TASK BRIEF
Isolate every line in the records below with "资料性附录" in it.

SUPPLIED MATERIAL
====

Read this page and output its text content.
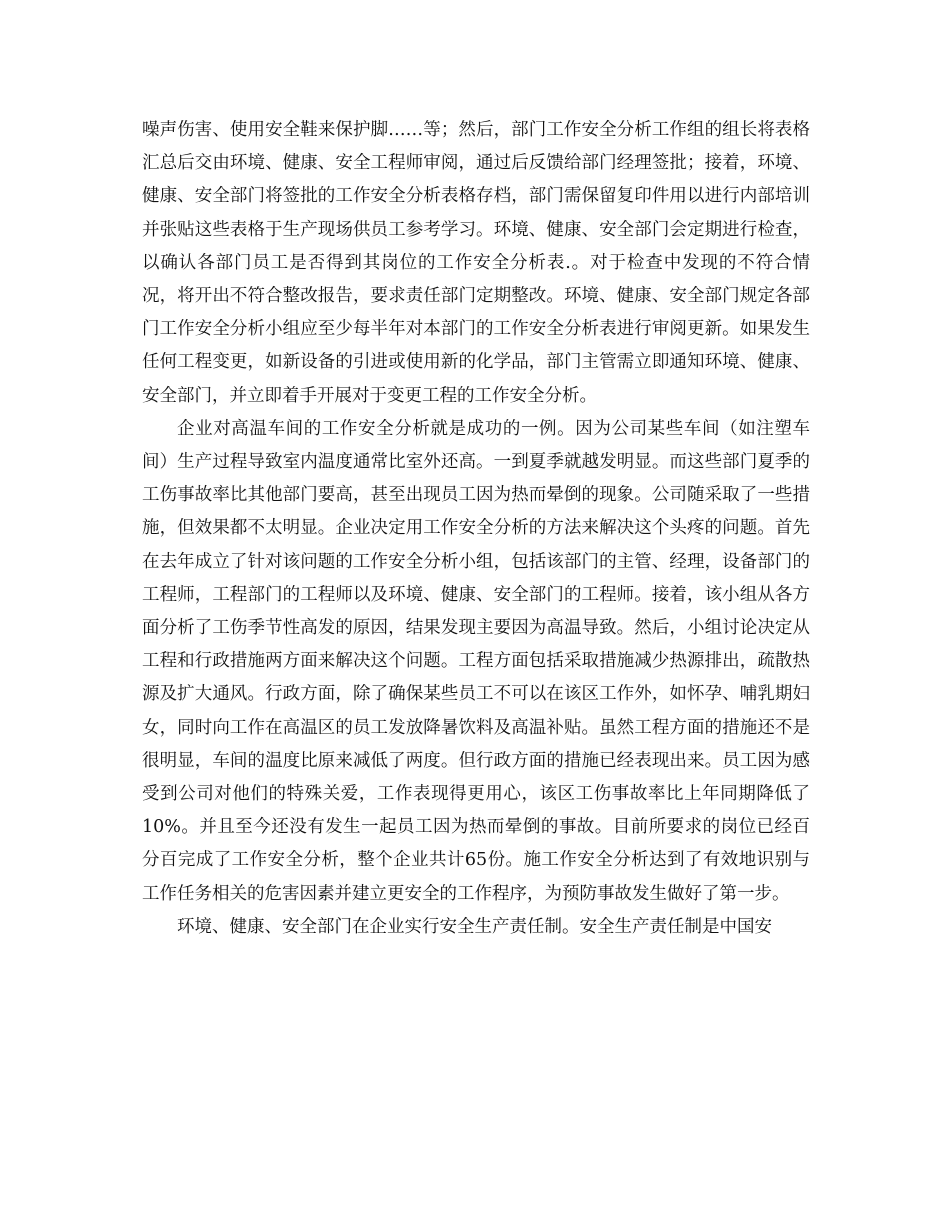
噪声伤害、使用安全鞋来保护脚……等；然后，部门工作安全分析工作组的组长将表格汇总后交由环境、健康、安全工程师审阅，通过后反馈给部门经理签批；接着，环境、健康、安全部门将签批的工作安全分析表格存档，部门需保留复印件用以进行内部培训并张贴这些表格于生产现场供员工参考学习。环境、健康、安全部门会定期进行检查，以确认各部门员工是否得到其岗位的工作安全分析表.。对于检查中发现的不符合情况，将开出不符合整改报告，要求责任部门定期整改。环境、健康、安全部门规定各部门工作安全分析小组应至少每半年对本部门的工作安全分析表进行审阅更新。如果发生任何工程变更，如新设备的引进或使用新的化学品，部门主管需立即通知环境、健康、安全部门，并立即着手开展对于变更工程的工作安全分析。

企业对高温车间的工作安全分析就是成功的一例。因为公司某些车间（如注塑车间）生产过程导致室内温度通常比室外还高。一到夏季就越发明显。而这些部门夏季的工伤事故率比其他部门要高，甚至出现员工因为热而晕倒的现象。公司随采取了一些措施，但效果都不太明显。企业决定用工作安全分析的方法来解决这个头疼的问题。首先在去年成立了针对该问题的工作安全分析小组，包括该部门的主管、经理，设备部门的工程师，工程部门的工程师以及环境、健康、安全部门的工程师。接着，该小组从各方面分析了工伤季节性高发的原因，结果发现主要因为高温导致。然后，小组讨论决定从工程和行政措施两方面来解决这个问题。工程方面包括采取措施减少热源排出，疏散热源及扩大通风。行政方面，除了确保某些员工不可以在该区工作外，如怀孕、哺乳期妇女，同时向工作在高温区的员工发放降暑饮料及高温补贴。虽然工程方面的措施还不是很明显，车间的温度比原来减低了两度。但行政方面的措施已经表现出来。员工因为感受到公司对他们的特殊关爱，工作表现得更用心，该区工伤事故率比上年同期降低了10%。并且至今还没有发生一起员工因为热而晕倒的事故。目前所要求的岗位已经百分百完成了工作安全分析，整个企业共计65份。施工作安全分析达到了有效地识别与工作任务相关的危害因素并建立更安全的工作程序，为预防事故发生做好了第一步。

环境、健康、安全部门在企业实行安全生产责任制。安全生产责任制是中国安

====

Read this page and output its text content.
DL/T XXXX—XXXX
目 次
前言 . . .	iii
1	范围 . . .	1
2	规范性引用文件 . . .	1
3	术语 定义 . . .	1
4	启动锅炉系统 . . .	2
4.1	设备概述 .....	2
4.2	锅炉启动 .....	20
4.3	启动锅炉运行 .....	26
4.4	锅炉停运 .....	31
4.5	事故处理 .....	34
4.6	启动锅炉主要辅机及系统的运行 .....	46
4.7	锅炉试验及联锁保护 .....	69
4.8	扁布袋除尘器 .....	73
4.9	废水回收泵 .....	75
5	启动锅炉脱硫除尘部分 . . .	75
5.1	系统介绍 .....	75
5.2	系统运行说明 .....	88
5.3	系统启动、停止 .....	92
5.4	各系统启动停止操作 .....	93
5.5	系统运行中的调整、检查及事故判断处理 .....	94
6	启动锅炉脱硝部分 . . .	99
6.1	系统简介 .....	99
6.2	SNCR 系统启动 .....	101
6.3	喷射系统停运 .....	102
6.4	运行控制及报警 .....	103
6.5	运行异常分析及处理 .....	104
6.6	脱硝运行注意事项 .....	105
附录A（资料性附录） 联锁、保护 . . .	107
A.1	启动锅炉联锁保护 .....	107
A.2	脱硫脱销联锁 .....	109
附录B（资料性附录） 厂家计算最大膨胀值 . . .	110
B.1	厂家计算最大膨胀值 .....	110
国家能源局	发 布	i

====

TASK SOLUTION
附录A（资料性附录） 联锁、保护 . . .	107
附录B（资料性附录） 厂家计算最大膨胀值 . . .	110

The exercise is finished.